**SET OF TASKS**
1. In the notes on California political figures, what was Anna Smith's main concern?
2. Condense the paragraph in the notes on California political figures that begins "Many political histories mention Anna Smith" into a bulleted list of its main facts.
3. Write the next part of the notes on California political figures, picking up after their final sentence.

White was a towering political figure in his lifetime. KEVIN STARR, INVENTING THE DREAM 69-70 (1986) portrays his personality as well as his accomplishments and he is much referenced by other historians of the period. See e.g., BULLOUGH, BLIND BOSS and WILLIAMS, DEMOCRATIC PARTY. Curtis Grassman, Prologue to Progressivism: Senator Stephen M. White and the California Reform Impulse (1970) (unpublished Ph.D. dissertation, University of California, Los Angeles). Tending to hagiography but thorough on the issues: PETER THOMAS CONMY, STEPHEN MALLORY WHITE: CALIFORNIA STATESMAN (1956); EDITH DOBIE, THE POLITICAL CAREER OF STEPHEN MALLORY WHITE (1927); LEROY E. MOSHER, STEVEN M. WHITE: CALIFORNIAN, CITIZEN, LAWYER, SENATOR (1903) (a character sketch which also includes White’s principal public addresses).
Anna Ferry Smith
Many political histories mention Anna Smith, who was an important public woman in California for forty years, though there is no comprehensive biographical work. She spoke on the sandlots when Dennis Kearney formed the Workingmen’s Party of California. She was a major organizer for the Bellamy Nationalists, took the quick step to the Farmer’s Alliance, and easily on to the People’s Party, and then to organize in Southern California for the Socialist Labor Party. Her main concern was always for the position of working women—pressed from beneath by cheap immigrant labor (mainly the Chinese as she saw it) and blocked from above by sex prejudice. MARY JO BUHLE, WOMEN AND AMERICAN SOCIALISM, 74, 120 (1983). Ralph Shaffer, Radicalism in California, 1869-1924 (1962) (unpublished Ph.D. dissertation, University of California-Berkeley); RUMBLE, at 100 (describing her as “a rugged veteran fighter of the labor movement”). Other sources for this period that also mention Anna Smith: Martha Gardner, Working on White Womanhood: White Working women in the San Francisco Anti-Chinese Movement, 1877-1890, 33 J. SOC. HIST. 73 (1999); Michael Kazin, The Great Exception Revisited: Organized Labor and Politics in San Francisco and Los Angeles, 1870-1940, 55 PAC. HIST. REV. 371 (1986).

**ENTRIES SHOWN**
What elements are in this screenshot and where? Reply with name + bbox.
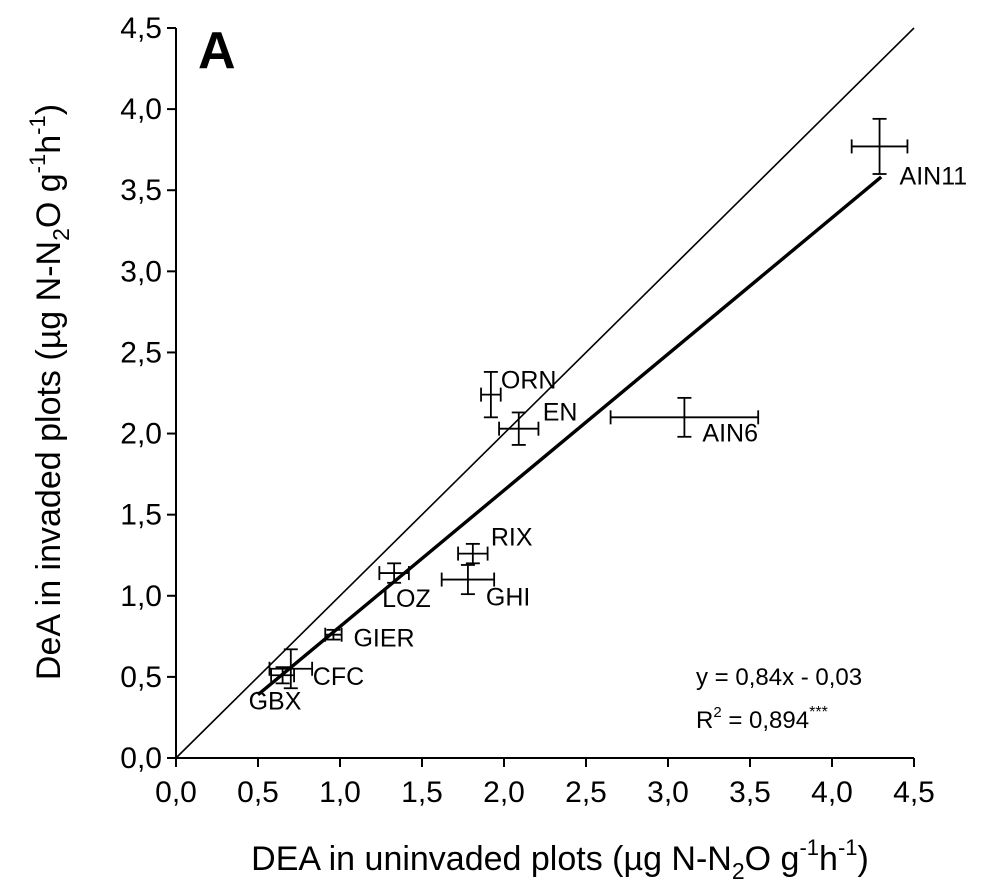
--
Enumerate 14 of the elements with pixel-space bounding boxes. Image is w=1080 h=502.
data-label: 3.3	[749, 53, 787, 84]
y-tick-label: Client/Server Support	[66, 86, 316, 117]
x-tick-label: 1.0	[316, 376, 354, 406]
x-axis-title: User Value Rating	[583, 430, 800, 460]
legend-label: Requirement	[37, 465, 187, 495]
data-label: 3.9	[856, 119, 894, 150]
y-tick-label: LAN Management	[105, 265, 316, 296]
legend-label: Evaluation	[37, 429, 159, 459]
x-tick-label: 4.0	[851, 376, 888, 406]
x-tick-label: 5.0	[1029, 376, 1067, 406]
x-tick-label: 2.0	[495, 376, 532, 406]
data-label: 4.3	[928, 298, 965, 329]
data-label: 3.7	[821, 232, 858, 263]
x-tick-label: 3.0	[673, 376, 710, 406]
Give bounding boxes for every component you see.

**RESPONSE LIST**
1. The position of working women, whom she saw as pressed from beneath by cheap immigrant labor and blocked from above by sex prejudice.

2.
- Anna Smith was an important public woman in California for forty years and appears in many political histories, but no comprehensive biographical work on her exists.
- She spoke on the sandlots when Dennis Kearney formed the Workingmen's Party of California.
- She was a major organizer for the Bellamy Nationalists, then moved to the Farmer's Alliance, then to the People's Party, and later organized in Southern California for the Socialist Labor Party.
- Her main concern was the position of working women, who she believed were pressed from beneath by cheap immigrant labor (mainly Chinese, as she saw it) and blocked from above by sex prejudice.
- Sources include works by Mary Jo Buhle, Ralph Shaffer, and Rumble, who called her "a rugged veteran fighter of the labor movement." Martha Gardner and Michael Kazin also mention her.

3.
Before coming to California, Smith had been a nurse for the Union soldiers in her husband’s regiment. Though far less well known, Anna Smith was like Mother Jones, in her radical views cloaked in a guise of respectability. Mother Jones also marched in Coxey’s Army, see PHILIP S. FONER, WOMEN AND THE AMERICAN LABOR MOVEMENT, at 280-87 (1979). On Foltz’s relationship with Anna F. Smith, the time they were closest was probably in the Nationalist clubs in southern California in the early 90’s. EVERETT W. MACNAIR, EDWARD BELLAMY AND THE NATIONALIST MOVEMENT, 1889 to 1894, at 245 (1957), says Anna Smith organized most of the rural clubs in southern California. In tribute to Smith, MacNair writes that she not only organized the clubs, but “helped in all departments. They asked her back again and again to speak . . . list of her engagements reads like a candidate in the heat of a campaign—nothing could stop her or dilute her courage and enthusiasm.” Smith and Foltz were together at the organizational meeting of the Nationalists in San Diego. MACNAIR, EDWARD BELLAMY AND THE NATIONALIST MOVEMENT, at 203-04 (citing the SAN DIEGO BEACON, Aug. 10, 1889); Anna Smith, Letter, LIBERAL THINKER, Jan. 1890 (“Mrs Foltz tells me that there is a movement on foot in the East to organize against a union of God and the State. I would like to be counted in,” and she signed the convention call). See On-Line Bibliographic Note: The Woman’s National Liberal Union.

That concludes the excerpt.